#### Aim
Your task is to output the data exactly as it stands.

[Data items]
※ ※ ※

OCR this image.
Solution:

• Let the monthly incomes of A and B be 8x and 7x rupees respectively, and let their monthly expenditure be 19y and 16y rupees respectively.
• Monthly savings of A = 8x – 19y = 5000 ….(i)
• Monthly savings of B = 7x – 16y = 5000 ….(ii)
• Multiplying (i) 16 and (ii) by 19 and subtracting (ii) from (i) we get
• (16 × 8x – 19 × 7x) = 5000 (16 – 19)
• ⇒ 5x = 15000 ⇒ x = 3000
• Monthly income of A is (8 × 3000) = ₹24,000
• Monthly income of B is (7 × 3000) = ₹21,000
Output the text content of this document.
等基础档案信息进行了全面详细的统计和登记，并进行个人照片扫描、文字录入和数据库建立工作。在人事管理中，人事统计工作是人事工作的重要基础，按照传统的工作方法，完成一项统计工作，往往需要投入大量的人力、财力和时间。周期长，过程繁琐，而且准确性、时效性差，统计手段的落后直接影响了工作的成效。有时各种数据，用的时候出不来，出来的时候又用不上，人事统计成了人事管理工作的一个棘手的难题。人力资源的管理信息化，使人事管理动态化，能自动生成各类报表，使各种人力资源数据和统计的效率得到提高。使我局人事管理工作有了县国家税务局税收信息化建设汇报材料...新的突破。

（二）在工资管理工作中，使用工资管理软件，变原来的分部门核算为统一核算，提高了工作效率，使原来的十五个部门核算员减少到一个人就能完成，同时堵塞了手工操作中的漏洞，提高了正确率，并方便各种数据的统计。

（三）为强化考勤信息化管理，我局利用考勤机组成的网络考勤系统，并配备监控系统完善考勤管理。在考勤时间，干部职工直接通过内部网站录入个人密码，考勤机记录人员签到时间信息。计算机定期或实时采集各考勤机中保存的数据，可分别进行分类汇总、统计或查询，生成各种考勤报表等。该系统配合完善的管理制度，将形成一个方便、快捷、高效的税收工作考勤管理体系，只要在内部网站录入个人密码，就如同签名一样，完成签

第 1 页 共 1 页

※ ※ ※

#### Solved exercise
OCR this image.
Solution:

• Let the monthly incomes of A and B be 8x and 7x rupees respectively, and let their monthly expenditure be 19y and 16y rupees respectively.
• Monthly savings of A = 8x – 19y = 5000 ….(i)
• Monthly savings of B = 7x – 16y = 5000 ….(ii)
• Multiplying (i) 16 and (ii) by 19 and subtracting (ii) from (i) we get
• (16 × 8x – 19 × 7x) = 5000 (16 – 19)
• ⇒ 5x = 15000 ⇒ x = 3000
• Monthly income of A is (8 × 3000) = ₹24,000
• Monthly income of B is (7 × 3000) = ₹21,000
Output the text content of this document.
等基础档案信息进行了全面详细的统计和登记，并进行个人照片扫描、文字录入和数据库建立工作。在人事管理中，人事统计工作是人事工作的重要基础，按照传统的工作方法，完成一项统计工作，往往需要投入大量的人力、财力和时间。周期长，过程繁琐，而且准确性、时效性差，统计手段的落后直接影响了工作的成效。有时各种数据，用的时候出不来，出来的时候又用不上，人事统计成了人事管理工作的一个棘手的难题。人力资源的管理信息化，使人事管理动态化，能自动生成各类报表，使各种人力资源数据和统计的效率得到提高。使我局人事管理工作有了县国家税务局税收信息化建设汇报材料...新的突破。

（二）在工资管理工作中，使用工资管理软件，变原来的分部门核算为统一核算，提高了工作效率，使原来的十五个部门核算员减少到一个人就能完成，同时堵塞了手工操作中的漏洞，提高了正确率，并方便各种数据的统计。

（三）为强化考勤信息化管理，我局利用考勤机组成的网络考勤系统，并配备监控系统完善考勤管理。在考勤时间，干部职工直接通过内部网站录入个人密码，考勤机记录人员签到时间信息。计算机定期或实时采集各考勤机中保存的数据，可分别进行分类汇总、统计或查询，生成各种考勤报表等。该系统配合完善的管理制度，将形成一个方便、快捷、高效的税收工作考勤管理体系，只要在内部网站录入个人密码，就如同签名一样，完成签

第 1 页 共 1 页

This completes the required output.